--- Start of Stored data ---

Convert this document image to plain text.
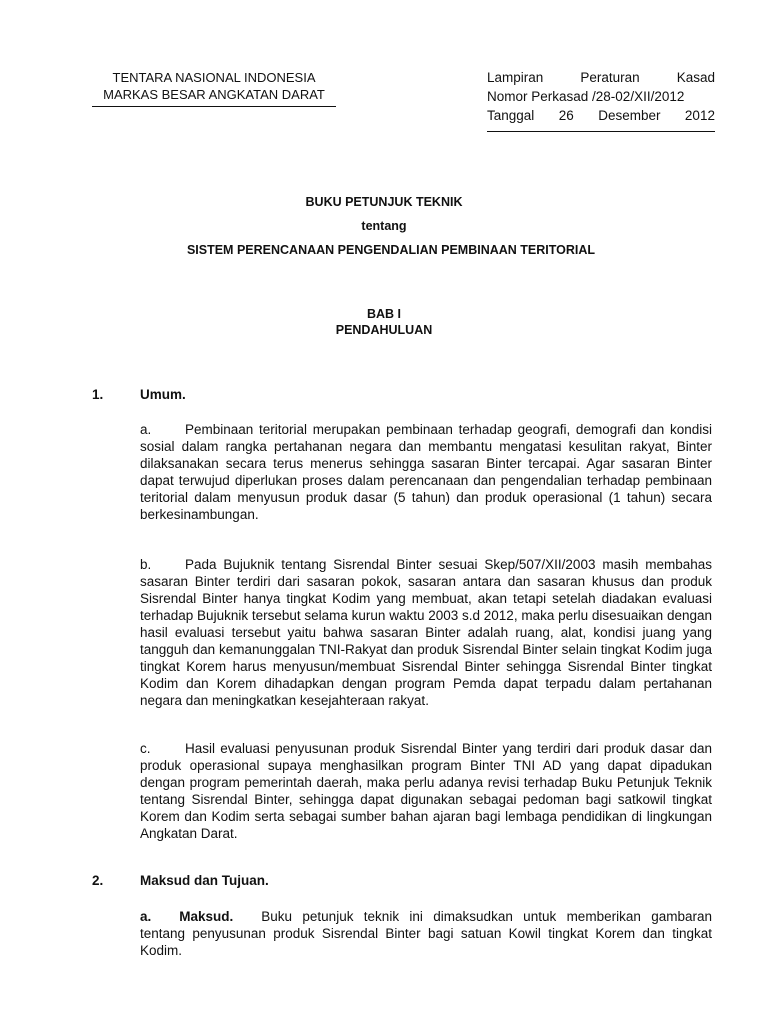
TENTARA NASIONAL INDONESIA
MARKAS BESAR ANGKATAN DARAT
Lampiran	Peraturan	Kasad
Nomor Perkasad /28-02/XII/2012
Tanggal 26 Desember 2012
BUKU PETUNJUK TEKNIK
tentang
SISTEM PERENCANAAN PENGENDALIAN PEMBINAAN TERITORIAL
BAB I
PENDAHULUAN
1.	Umum.
a. Pembinaan teritorial merupakan pembinaan terhadap geografi, demografi dan kondisi sosial dalam rangka pertahanan negara dan membantu mengatasi kesulitan rakyat, Binter dilaksanakan secara terus menerus sehingga sasaran Binter tercapai. Agar sasaran Binter dapat terwujud diperlukan proses dalam perencanaan dan pengendalian terhadap pembinaan teritorial dalam menyusun produk dasar (5 tahun) dan produk operasional (1 tahun) secara berkesinambungan.
b. Pada Bujuknik tentang Sisrendal Binter sesuai Skep/507/XII/2003 masih membahas sasaran Binter terdiri dari sasaran pokok, sasaran antara dan sasaran khusus dan produk Sisrendal Binter hanya tingkat Kodim yang membuat, akan tetapi setelah diadakan evaluasi terhadap Bujuknik tersebut selama kurun waktu 2003 s.d 2012, maka perlu disesuaikan dengan hasil evaluasi tersebut yaitu bahwa sasaran Binter adalah ruang, alat, kondisi juang yang tangguh dan kemanunggalan TNI-Rakyat dan produk Sisrendal Binter selain tingkat Kodim juga tingkat Korem harus menyusun/membuat Sisrendal Binter sehingga Sisrendal Binter tingkat Kodim dan Korem dihadapkan dengan program Pemda dapat terpadu dalam pertahanan negara dan meningkatkan kesejahteraan rakyat.
c.	Hasil evaluasi penyusunan produk Sisrendal Binter yang terdiri dari produk dasar dan produk operasional supaya menghasilkan program Binter TNI AD yang dapat dipadukan dengan program pemerintah daerah, maka perlu adanya revisi terhadap Buku Petunjuk Teknik tentang Sisrendal Binter, sehingga dapat digunakan sebagai pedoman bagi satkowil tingkat Korem dan Kodim serta sebagai sumber bahan ajaran bagi lembaga pendidikan di lingkungan Angkatan Darat.
2.	Maksud dan Tujuan.
a. Maksud. Buku petunjuk teknik ini dimaksudkan untuk memberikan gambaran tentang penyusunan produk Sisrendal Binter bagi satuan Kowil tingkat Korem dan tingkat Kodim.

--- End of Stored data ---

• What is required
Look through the material and copy each line that has "Maksud".

• Solution to this exercise
2.	Maksud dan Tujuan.
a. Maksud. Buku petunjuk teknik ini dimaksudkan untuk memberikan gambaran tentang penyusunan produk Sisrendal Binter bagi satuan Kowil tingkat Korem dan tingkat Kodim.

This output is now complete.